[Dataset excerpt]
##########
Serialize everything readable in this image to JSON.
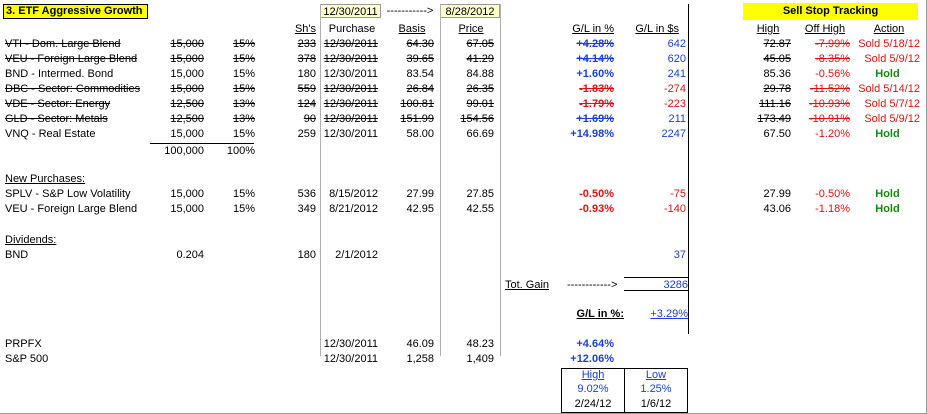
{
  "title": "3. ETF Aggressive Growth",
  "header": {
    "start_date": "12/30/2011",
    "arrow": "----------->",
    "end_date": "8/28/2012",
    "shares_label": "Sh's",
    "purchase_label": "Purchase",
    "basis_label": "Basis",
    "price_label": "Price",
    "gl_pct_label": "G/L in %",
    "gl_usd_label": "G/L in $s"
  },
  "sell_stop": {
    "title": "Sell Stop Tracking",
    "high_label": "High",
    "off_high_label": "Off High",
    "action_label": "Action"
  },
  "holdings": [
    {
      "name": "VTI - Dom. Large Blend",
      "amount": "15,000",
      "pct": "15%",
      "shares": "233",
      "purchase": "12/30/2011",
      "basis": "64.30",
      "price": "67.05",
      "gl_pct": "+4.28%",
      "gl_usd": "642",
      "high": "72.87",
      "off_high": "-7.99%",
      "action": "Sold 5/18/12",
      "struck": true
    },
    {
      "name": "VEU - Foreign Large Blend",
      "amount": "15,000",
      "pct": "15%",
      "shares": "378",
      "purchase": "12/30/2011",
      "basis": "39.65",
      "price": "41.29",
      "gl_pct": "+4.14%",
      "gl_usd": "620",
      "high": "45.05",
      "off_high": "-8.35%",
      "action": "Sold 5/9/12",
      "struck": true
    },
    {
      "name": "BND - Intermed. Bond",
      "amount": "15,000",
      "pct": "15%",
      "shares": "180",
      "purchase": "12/30/2011",
      "basis": "83.54",
      "price": "84.88",
      "gl_pct": "+1.60%",
      "gl_usd": "241",
      "high": "85.36",
      "off_high": "-0.56%",
      "action": "Hold",
      "struck": false
    },
    {
      "name": "DBC - Sector: Commodities",
      "amount": "15,000",
      "pct": "15%",
      "shares": "559",
      "purchase": "12/30/2011",
      "basis": "26.84",
      "price": "26.35",
      "gl_pct": "-1.83%",
      "gl_usd": "-274",
      "high": "29.78",
      "off_high": "-11.52%",
      "action": "Sold 5/14/12",
      "struck": true
    },
    {
      "name": "VDE - Sector: Energy",
      "amount": "12,500",
      "pct": "13%",
      "shares": "124",
      "purchase": "12/30/2011",
      "basis": "100.81",
      "price": "99.01",
      "gl_pct": "-1.79%",
      "gl_usd": "-223",
      "high": "111.16",
      "off_high": "-10.93%",
      "action": "Sold 5/7/12",
      "struck": true
    },
    {
      "name": "GLD - Sector: Metals",
      "amount": "12,500",
      "pct": "13%",
      "shares": "90",
      "purchase": "12/30/2011",
      "basis": "151.99",
      "price": "154.56",
      "gl_pct": "+1.69%",
      "gl_usd": "211",
      "high": "173.49",
      "off_high": "-10.91%",
      "action": "Sold 5/9/12",
      "struck": true
    },
    {
      "name": "VNQ - Real Estate",
      "amount": "15,000",
      "pct": "15%",
      "shares": "259",
      "purchase": "12/30/2011",
      "basis": "58.00",
      "price": "66.69",
      "gl_pct": "+14.98%",
      "gl_usd": "2247",
      "high": "67.50",
      "off_high": "-1.20%",
      "action": "Hold",
      "struck": false
    }
  ],
  "totals": {
    "amount": "100,000",
    "pct": "100%"
  },
  "new_purchases": {
    "label": "New Purchases:",
    "rows": [
      {
        "name": "SPLV - S&P Low Volatility",
        "amount": "15,000",
        "pct": "15%",
        "shares": "536",
        "purchase": "8/15/2012",
        "basis": "27.99",
        "price": "27.85",
        "gl_pct": "-0.50%",
        "gl_usd": "-75",
        "high": "27.99",
        "off_high": "-0.50%",
        "action": "Hold"
      },
      {
        "name": "VEU - Foreign Large Blend",
        "amount": "15,000",
        "pct": "15%",
        "shares": "349",
        "purchase": "8/21/2012",
        "basis": "42.95",
        "price": "42.55",
        "gl_pct": "-0.93%",
        "gl_usd": "-140",
        "high": "43.06",
        "off_high": "-1.18%",
        "action": "Hold"
      }
    ]
  },
  "dividends": {
    "label": "Dividends:",
    "row": {
      "name": "BND",
      "amount": "0.204",
      "shares": "180",
      "date": "2/1/2012",
      "gl_usd": "37"
    }
  },
  "summary": {
    "tot_gain_label": "Tot. Gain",
    "tot_gain_arrow": "------------>",
    "tot_gain_value": "3286",
    "gl_pct_label": "G/L in %:",
    "gl_pct_value": "+3.29%"
  },
  "benchmarks": [
    {
      "name": "PRPFX",
      "date": "12/30/2011",
      "basis": "46.09",
      "price": "48.23",
      "gl_pct": "+4.64%"
    },
    {
      "name": "S&P 500",
      "date": "12/30/2011",
      "basis": "1,258",
      "price": "1,409",
      "gl_pct": "+12.06%"
    }
  ],
  "range": {
    "high_label": "High",
    "low_label": "Low",
    "high_pct": "9.02%",
    "low_pct": "1.25%",
    "high_date": "2/24/12",
    "low_date": "1/6/12"
  },
  "colors": {
    "highlight": "#ffff00",
    "light_highlight": "#ffffcc",
    "gain": "#1a3fd6",
    "loss": "#e01010",
    "hold": "#138a13"
  }
}
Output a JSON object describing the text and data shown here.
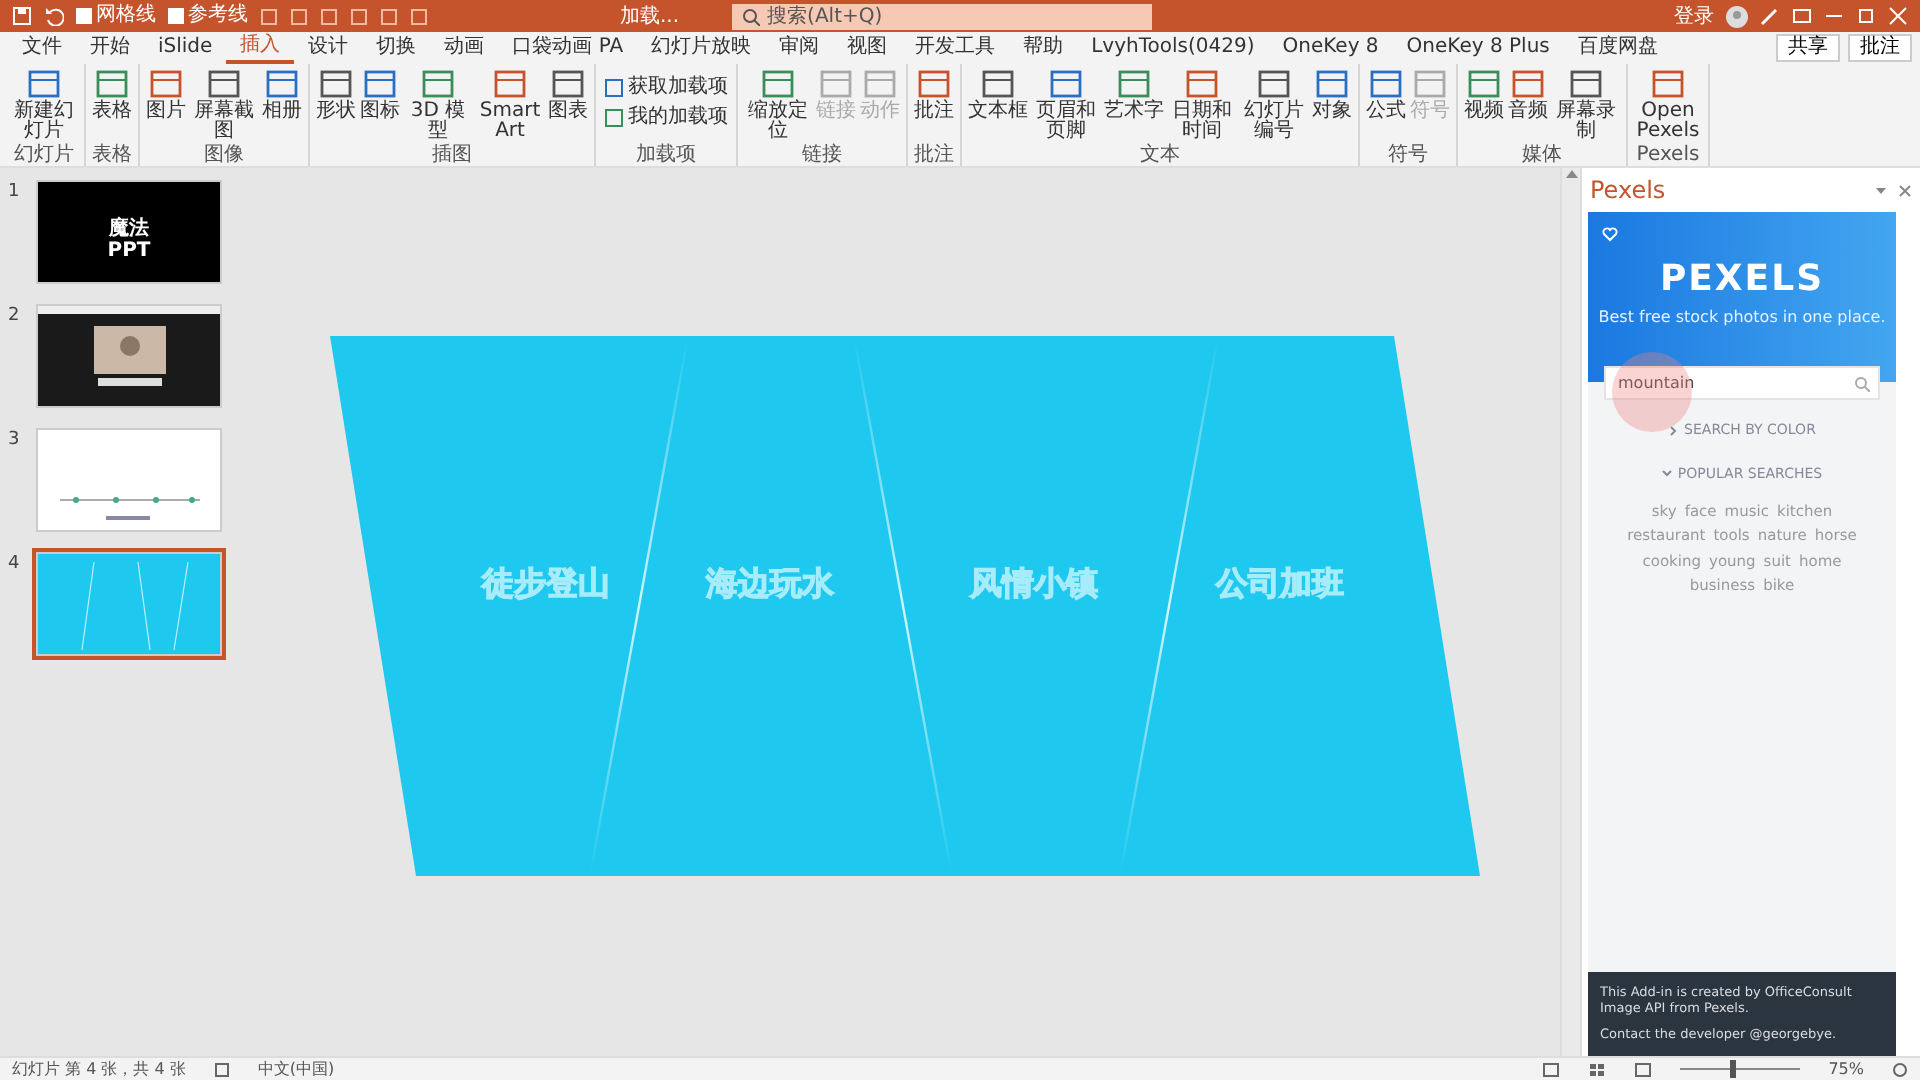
{
  "title_bar": {
    "quick_access": [
      {
        "label": "网格线",
        "checked": false
      },
      {
        "label": "参考线",
        "checked": false
      }
    ],
    "document_title": "加载... ",
    "search_placeholder": "搜索(Alt+Q)",
    "account": "登录"
  },
  "tabs": [
    {
      "label": "文件",
      "selected": false
    },
    {
      "label": "开始",
      "selected": false
    },
    {
      "label": "iSlide",
      "selected": false
    },
    {
      "label": "插入",
      "selected": true
    },
    {
      "label": "设计",
      "selected": false
    },
    {
      "label": "切换",
      "selected": false
    },
    {
      "label": "动画",
      "selected": false
    },
    {
      "label": "口袋动画 PA",
      "selected": false
    },
    {
      "label": "幻灯片放映",
      "selected": false
    },
    {
      "label": "审阅",
      "selected": false
    },
    {
      "label": "视图",
      "selected": false
    },
    {
      "label": "开发工具",
      "selected": false
    },
    {
      "label": "帮助",
      "selected": false
    },
    {
      "label": "LvyhTools(0429)",
      "selected": false
    },
    {
      "label": "OneKey 8",
      "selected": false
    },
    {
      "label": "OneKey 8 Plus",
      "selected": false
    },
    {
      "label": "百度网盘",
      "selected": false
    }
  ],
  "share_button": "共享",
  "comments_button": "批注",
  "ribbon_groups": [
    {
      "label": "幻灯片",
      "buttons": [
        {
          "label": "新建幻灯片",
          "disabled": false
        }
      ]
    },
    {
      "label": "表格",
      "buttons": [
        {
          "label": "表格",
          "disabled": false
        }
      ]
    },
    {
      "label": "图像",
      "buttons": [
        {
          "label": "图片",
          "disabled": false
        },
        {
          "label": "屏幕截图",
          "disabled": false
        },
        {
          "label": "相册",
          "disabled": false
        }
      ]
    },
    {
      "label": "插图",
      "buttons": [
        {
          "label": "形状",
          "disabled": false
        },
        {
          "label": "图标",
          "disabled": false
        },
        {
          "label": "3D 模型",
          "disabled": false
        },
        {
          "label": "SmartArt",
          "disabled": false
        },
        {
          "label": "图表",
          "disabled": false
        }
      ]
    },
    {
      "label": "加载项",
      "kind": "stack",
      "buttons": [
        {
          "label": "获取加载项",
          "disabled": false
        },
        {
          "label": "我的加载项",
          "disabled": false
        }
      ]
    },
    {
      "label": "链接",
      "buttons": [
        {
          "label": "缩放定位",
          "disabled": false
        },
        {
          "label": "链接",
          "disabled": true
        },
        {
          "label": "动作",
          "disabled": true
        }
      ]
    },
    {
      "label": "批注",
      "buttons": [
        {
          "label": "批注",
          "disabled": false
        }
      ]
    },
    {
      "label": "文本",
      "buttons": [
        {
          "label": "文本框",
          "disabled": false
        },
        {
          "label": "页眉和页脚",
          "disabled": false
        },
        {
          "label": "艺术字",
          "disabled": false
        },
        {
          "label": "日期和时间",
          "disabled": false
        },
        {
          "label": "幻灯片编号",
          "disabled": false
        },
        {
          "label": "对象",
          "disabled": false
        }
      ]
    },
    {
      "label": "符号",
      "buttons": [
        {
          "label": "公式",
          "disabled": false
        },
        {
          "label": "符号",
          "disabled": true
        }
      ]
    },
    {
      "label": "媒体",
      "buttons": [
        {
          "label": "视频",
          "disabled": false
        },
        {
          "label": "音频",
          "disabled": false
        },
        {
          "label": "屏幕录制",
          "disabled": false
        }
      ]
    },
    {
      "label": "Pexels",
      "buttons": [
        {
          "label": "Open Pexels",
          "disabled": false
        }
      ]
    }
  ],
  "slides": [
    {
      "number": "1",
      "kind": "title",
      "texts": [
        "魔法",
        "PPT"
      ],
      "selected": false
    },
    {
      "number": "2",
      "selected": false
    },
    {
      "number": "3",
      "kind": "timeline",
      "selected": false
    },
    {
      "number": "4",
      "kind": "panels",
      "selected": true
    }
  ],
  "slide": {
    "texts": [
      "徒步登山",
      "海边玩水",
      "风情小镇",
      "公司加班"
    ]
  },
  "pexels_pane": {
    "title": "Pexels",
    "logo": "PEXELS",
    "tagline": "Best free stock photos in one place.",
    "search_value": "mountain",
    "sections": [
      {
        "label": "SEARCH BY COLOR",
        "expanded": false
      },
      {
        "label": "POPULAR SEARCHES",
        "expanded": true
      }
    ],
    "popular": [
      "sky",
      "face",
      "music",
      "kitchen",
      "restaurant",
      "tools",
      "nature",
      "horse",
      "cooking",
      "young",
      "suit",
      "home",
      "business",
      "bike"
    ],
    "footer": [
      "This Add-in is created by OfficeConsult",
      "Image API from Pexels.",
      "Contact the developer @georgebye."
    ]
  },
  "status_bar": {
    "slide_info": "幻灯片 第 4 张，共 4 张",
    "language": "中文(中国)",
    "zoom": {
      "level": 0.42,
      "reading": "75%"
    }
  }
}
##########
## Exercise brief:
In the listing, find all lines with the string "Blend" and copy them.

## Reply to the task:
      "name": "VTI - Dom. Large Blend",
      "name": "VEU - Foreign Large Blend",
        "name": "VEU - Foreign Large Blend",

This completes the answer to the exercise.